# Provided data:
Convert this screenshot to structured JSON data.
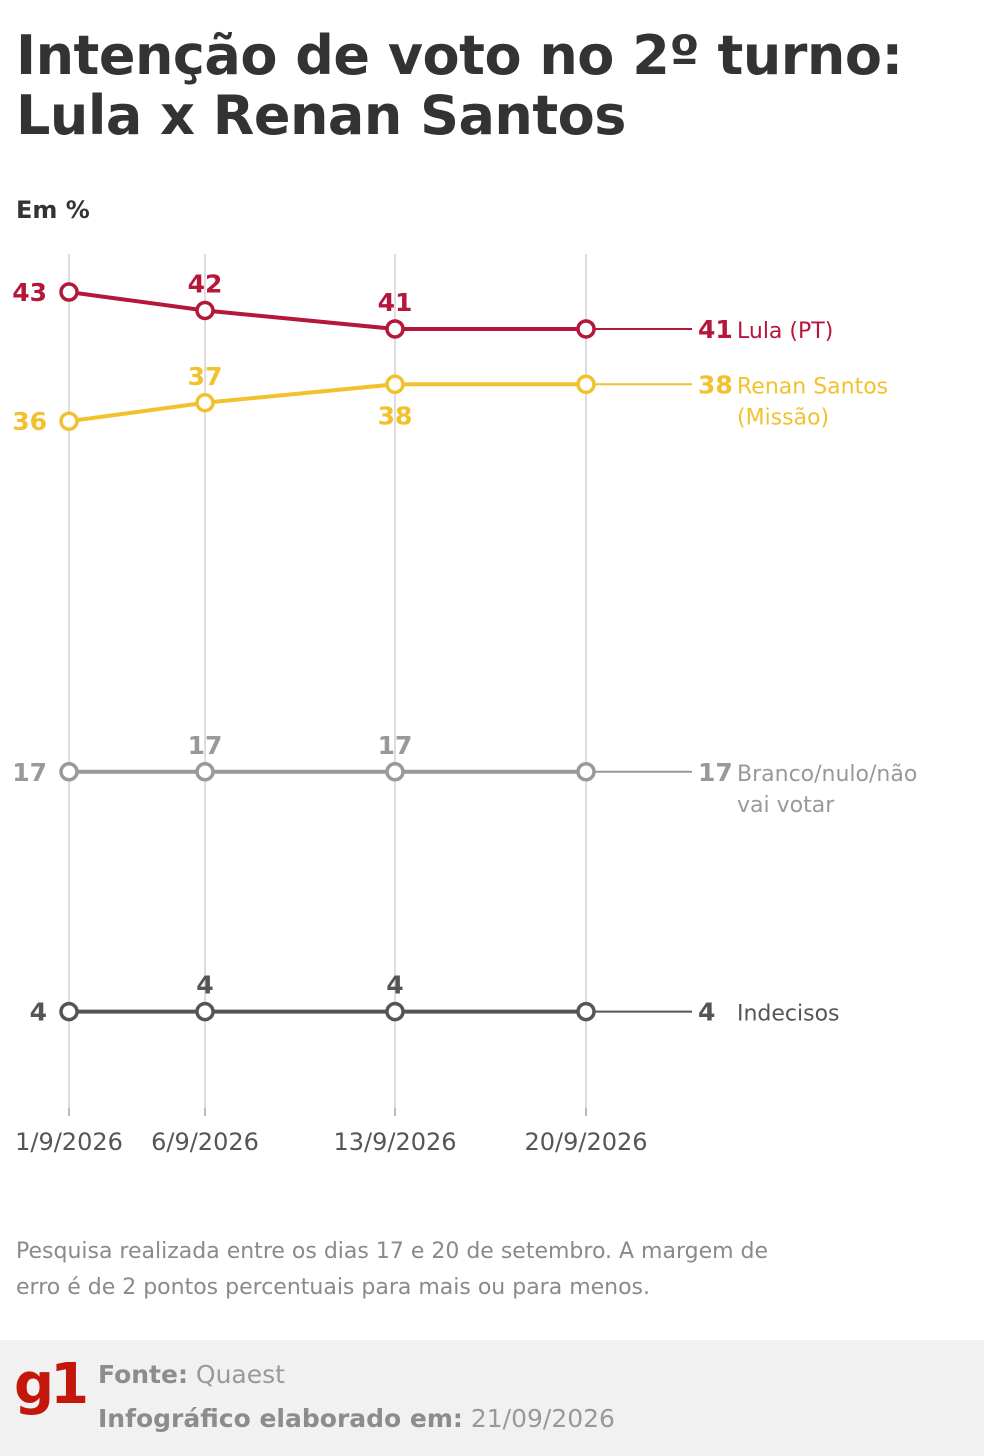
{
  "title": "Intenção de voto no 2º turno: Lula x Renan Santos",
  "unit_label": "Em %",
  "note": "Pesquisa realizada entre os dias 17 e 20 de setembro. A margem de erro é de 2 pontos percentuais para mais ou para menos.",
  "footer": {
    "source_label": "Fonte:",
    "source_value": "Quaest",
    "date_label": "Infográfico elaborado em:",
    "date_value": "21/09/2026",
    "logo_text": "g1"
  },
  "colors": {
    "lula": "#b5173b",
    "renan": "#f2c12e",
    "branco": "#999999",
    "indecisos": "#555555",
    "gridline": "#dddddd"
  },
  "chart_data": {
    "type": "line",
    "x": [
      "1/9/2026",
      "6/9/2026",
      "13/9/2026",
      "20/9/2026"
    ],
    "ylim": [
      0,
      45
    ],
    "grid": true,
    "legend": "right",
    "series": [
      {
        "key": "lula",
        "label_lines": [
          "Lula (PT)"
        ],
        "values": [
          43,
          42,
          41,
          41
        ],
        "label_pos": [
          "left",
          "above",
          "above",
          null
        ]
      },
      {
        "key": "renan",
        "label_lines": [
          "Renan Santos",
          "(Missão)"
        ],
        "values": [
          36,
          37,
          38,
          38
        ],
        "label_pos": [
          "left",
          "above",
          "below",
          null
        ]
      },
      {
        "key": "branco",
        "label_lines": [
          "Branco/nulo/não",
          "vai votar"
        ],
        "values": [
          17,
          17,
          17,
          17
        ],
        "label_pos": [
          "left",
          "above",
          "above",
          null
        ]
      },
      {
        "key": "indecisos",
        "label_lines": [
          "Indecisos"
        ],
        "values": [
          4,
          4,
          4,
          4
        ],
        "label_pos": [
          "left",
          "above",
          "above",
          null
        ]
      }
    ]
  }
}
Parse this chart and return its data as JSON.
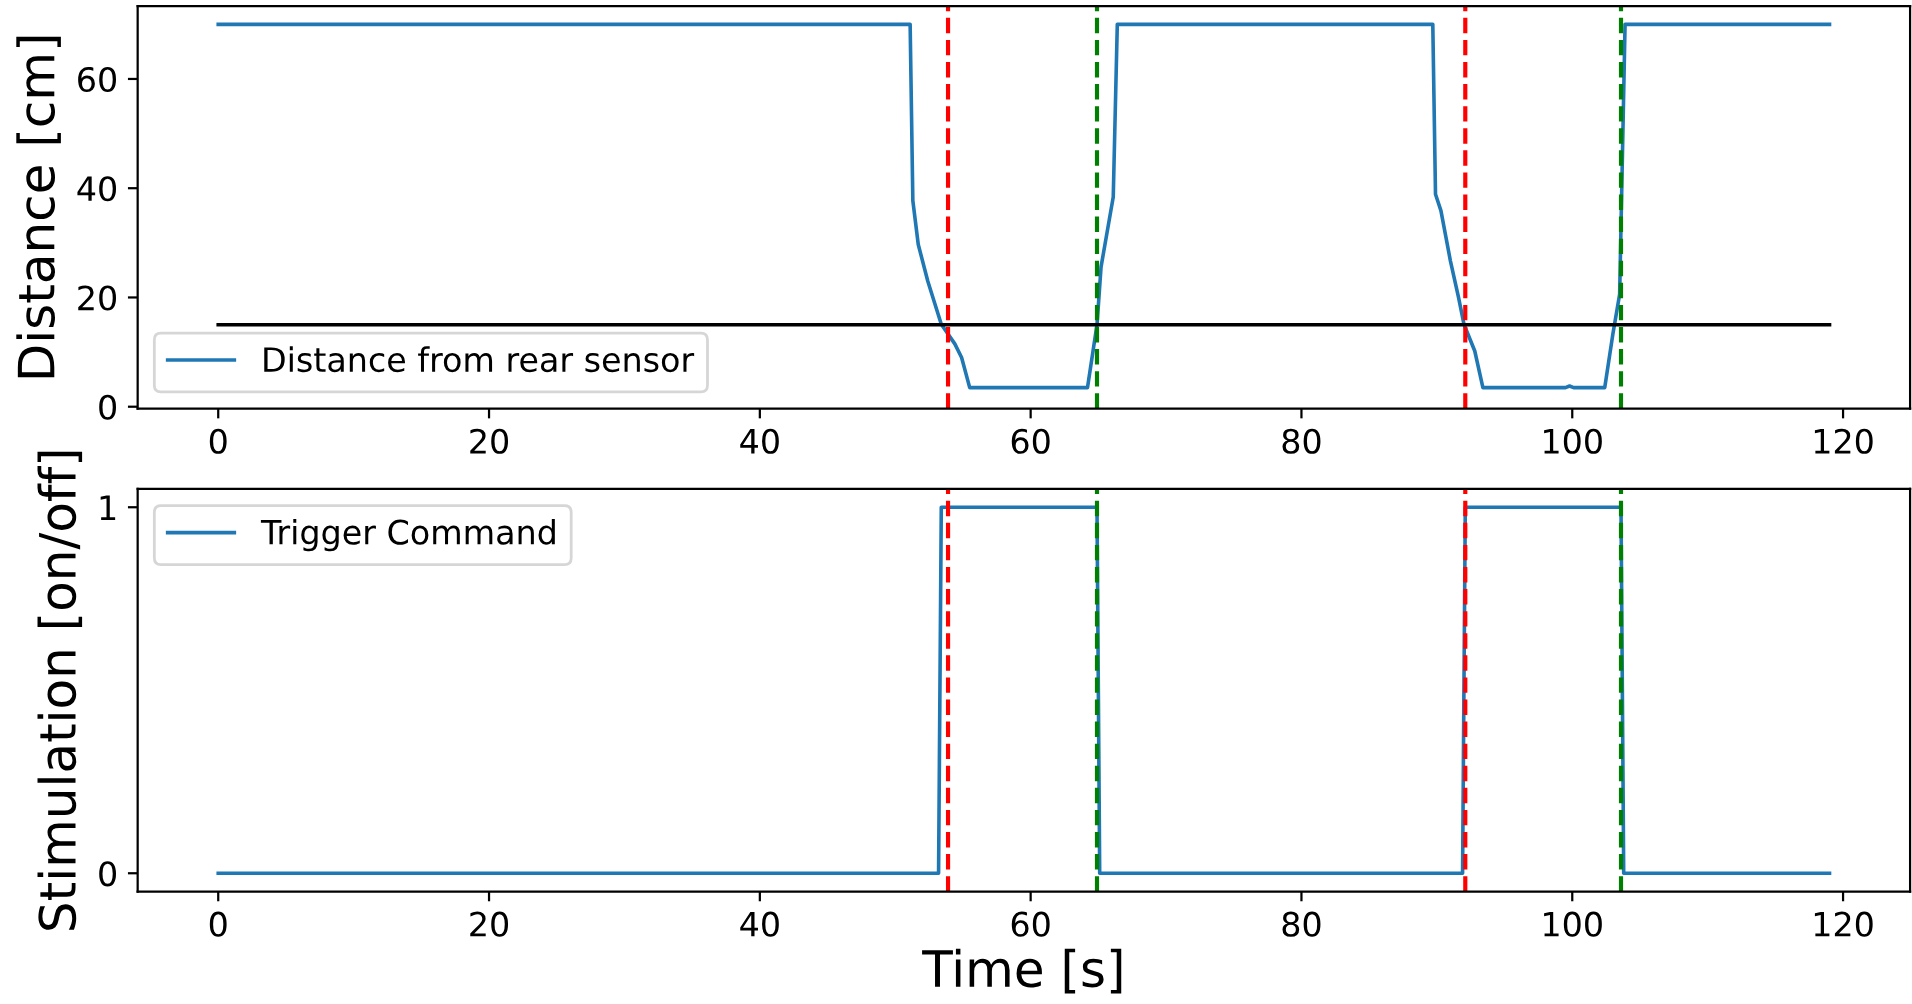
{
  "chart_data": [
    {
      "type": "line",
      "ylabel": "Distance [cm]",
      "xlim": [
        -5.95,
        124.95
      ],
      "ylim": [
        -0.35,
        73.35
      ],
      "xticks": [
        0,
        20,
        40,
        60,
        80,
        100,
        120
      ],
      "yticks": [
        0,
        20,
        40,
        60
      ],
      "legend": "bottom left",
      "grid": false,
      "line_style": "solid",
      "series": [
        {
          "name": "Distance from rear sensor",
          "color": "#1f77b4",
          "x": [
            0,
            51.1,
            51.3,
            51.7,
            52.4,
            53.4,
            54.4,
            54.9,
            55.5,
            64.2,
            64.9,
            65.2,
            66.1,
            66.4,
            89.7,
            89.9,
            90.3,
            91.0,
            91.6,
            92.0,
            92.8,
            93.4,
            99.5,
            99.8,
            100.1,
            102.4,
            103.0,
            103.5,
            103.9,
            119
          ],
          "values": [
            70,
            70,
            37.7,
            29.7,
            23,
            15.1,
            11.5,
            9,
            3.5,
            3.5,
            15,
            25.6,
            38.4,
            70,
            70,
            38.9,
            35.9,
            26.7,
            20,
            15.1,
            10.2,
            3.5,
            3.5,
            3.8,
            3.5,
            3.5,
            13.3,
            20.6,
            70,
            70
          ]
        },
        {
          "color": "#000000",
          "x": [
            0,
            119
          ],
          "values": [
            15,
            15
          ]
        }
      ],
      "ref_lines": [
        {
          "axis": "x",
          "value": 53.9,
          "color": "#ff0000",
          "line_style": "dashed"
        },
        {
          "axis": "x",
          "value": 64.9,
          "color": "#008000",
          "line_style": "dashed"
        },
        {
          "axis": "x",
          "value": 92.1,
          "color": "#ff0000",
          "line_style": "dashed"
        },
        {
          "axis": "x",
          "value": 103.6,
          "color": "#008000",
          "line_style": "dashed"
        }
      ]
    },
    {
      "type": "line",
      "xlabel": "Time [s]",
      "ylabel": "Stimulation [on/off]",
      "xlim": [
        -5.95,
        124.95
      ],
      "ylim": [
        -0.05,
        1.05
      ],
      "xticks": [
        0,
        20,
        40,
        60,
        80,
        100,
        120
      ],
      "yticks": [
        0,
        1
      ],
      "legend": "top left",
      "grid": false,
      "line_style": "solid",
      "series": [
        {
          "name": "Trigger Command",
          "color": "#1f77b4",
          "x": [
            0,
            53.2,
            53.4,
            64.9,
            65.1,
            91.9,
            92.1,
            103.6,
            103.8,
            119
          ],
          "values": [
            0,
            0,
            1,
            1,
            0,
            0,
            1,
            1,
            0,
            0
          ]
        }
      ],
      "ref_lines": [
        {
          "axis": "x",
          "value": 53.9,
          "color": "#ff0000",
          "line_style": "dashed"
        },
        {
          "axis": "x",
          "value": 64.9,
          "color": "#008000",
          "line_style": "dashed"
        },
        {
          "axis": "x",
          "value": 92.1,
          "color": "#ff0000",
          "line_style": "dashed"
        },
        {
          "axis": "x",
          "value": 103.6,
          "color": "#008000",
          "line_style": "dashed"
        }
      ]
    }
  ]
}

# Written request:
Every entry must be reproduced exactly, with the images left out.

# Correct response:
Convert this screenshot to structured JSON data.
{
  "title": "Intenção de voto no 2º turno: Lula x Renan Santos",
  "unit_label": "Em %",
  "note": "Pesquisa realizada entre os dias 17 e 20 de setembro. A margem de erro é de 2 pontos percentuais para mais ou para menos.",
  "footer": {
    "source_label": "Fonte:",
    "source_value": "Quaest",
    "date_label": "Infográfico elaborado em:",
    "date_value": "21/09/2026",
    "logo_text": "g1"
  },
  "colors": {
    "lula": "#b5173b",
    "renan": "#f2c12e",
    "branco": "#999999",
    "indecisos": "#555555",
    "gridline": "#dddddd"
  },
  "chart_data": {
    "type": "line",
    "x": [
      "1/9/2026",
      "6/9/2026",
      "13/9/2026",
      "20/9/2026"
    ],
    "ylim": [
      0,
      45
    ],
    "grid": true,
    "legend": "right",
    "series": [
      {
        "key": "lula",
        "label_lines": [
          "Lula (PT)"
        ],
        "values": [
          43,
          42,
          41,
          41
        ],
        "label_pos": [
          "left",
          "above",
          "above",
          null
        ]
      },
      {
        "key": "renan",
        "label_lines": [
          "Renan Santos",
          "(Missão)"
        ],
        "values": [
          36,
          37,
          38,
          38
        ],
        "label_pos": [
          "left",
          "above",
          "below",
          null
        ]
      },
      {
        "key": "branco",
        "label_lines": [
          "Branco/nulo/não",
          "vai votar"
        ],
        "values": [
          17,
          17,
          17,
          17
        ],
        "label_pos": [
          "left",
          "above",
          "above",
          null
        ]
      },
      {
        "key": "indecisos",
        "label_lines": [
          "Indecisos"
        ],
        "values": [
          4,
          4,
          4,
          4
        ],
        "label_pos": [
          "left",
          "above",
          "above",
          null
        ]
      }
    ]
  }
}
Parse this chart and return its data as JSON.
{
  "chart_data": [
    {
      "type": "line",
      "ylabel": "Distance [cm]",
      "xlim": [
        -5.95,
        124.95
      ],
      "ylim": [
        -0.35,
        73.35
      ],
      "xticks": [
        0,
        20,
        40,
        60,
        80,
        100,
        120
      ],
      "yticks": [
        0,
        20,
        40,
        60
      ],
      "legend": "bottom left",
      "grid": false,
      "line_style": "solid",
      "series": [
        {
          "name": "Distance from rear sensor",
          "color": "#1f77b4",
          "x": [
            0,
            51.1,
            51.3,
            51.7,
            52.4,
            53.4,
            54.4,
            54.9,
            55.5,
            64.2,
            64.9,
            65.2,
            66.1,
            66.4,
            89.7,
            89.9,
            90.3,
            91.0,
            91.6,
            92.0,
            92.8,
            93.4,
            99.5,
            99.8,
            100.1,
            102.4,
            103.0,
            103.5,
            103.9,
            119
          ],
          "values": [
            70,
            70,
            37.7,
            29.7,
            23,
            15.1,
            11.5,
            9,
            3.5,
            3.5,
            15,
            25.6,
            38.4,
            70,
            70,
            38.9,
            35.9,
            26.7,
            20,
            15.1,
            10.2,
            3.5,
            3.5,
            3.8,
            3.5,
            3.5,
            13.3,
            20.6,
            70,
            70
          ]
        },
        {
          "color": "#000000",
          "x": [
            0,
            119
          ],
          "values": [
            15,
            15
          ]
        }
      ],
      "ref_lines": [
        {
          "axis": "x",
          "value": 53.9,
          "color": "#ff0000",
          "line_style": "dashed"
        },
        {
          "axis": "x",
          "value": 64.9,
          "color": "#008000",
          "line_style": "dashed"
        },
        {
          "axis": "x",
          "value": 92.1,
          "color": "#ff0000",
          "line_style": "dashed"
        },
        {
          "axis": "x",
          "value": 103.6,
          "color": "#008000",
          "line_style": "dashed"
        }
      ]
    },
    {
      "type": "line",
      "xlabel": "Time [s]",
      "ylabel": "Stimulation [on/off]",
      "xlim": [
        -5.95,
        124.95
      ],
      "ylim": [
        -0.05,
        1.05
      ],
      "xticks": [
        0,
        20,
        40,
        60,
        80,
        100,
        120
      ],
      "yticks": [
        0,
        1
      ],
      "legend": "top left",
      "grid": false,
      "line_style": "solid",
      "series": [
        {
          "name": "Trigger Command",
          "color": "#1f77b4",
          "x": [
            0,
            53.2,
            53.4,
            64.9,
            65.1,
            91.9,
            92.1,
            103.6,
            103.8,
            119
          ],
          "values": [
            0,
            0,
            1,
            1,
            0,
            0,
            1,
            1,
            0,
            0
          ]
        }
      ],
      "ref_lines": [
        {
          "axis": "x",
          "value": 53.9,
          "color": "#ff0000",
          "line_style": "dashed"
        },
        {
          "axis": "x",
          "value": 64.9,
          "color": "#008000",
          "line_style": "dashed"
        },
        {
          "axis": "x",
          "value": 92.1,
          "color": "#ff0000",
          "line_style": "dashed"
        },
        {
          "axis": "x",
          "value": 103.6,
          "color": "#008000",
          "line_style": "dashed"
        }
      ]
    }
  ]
}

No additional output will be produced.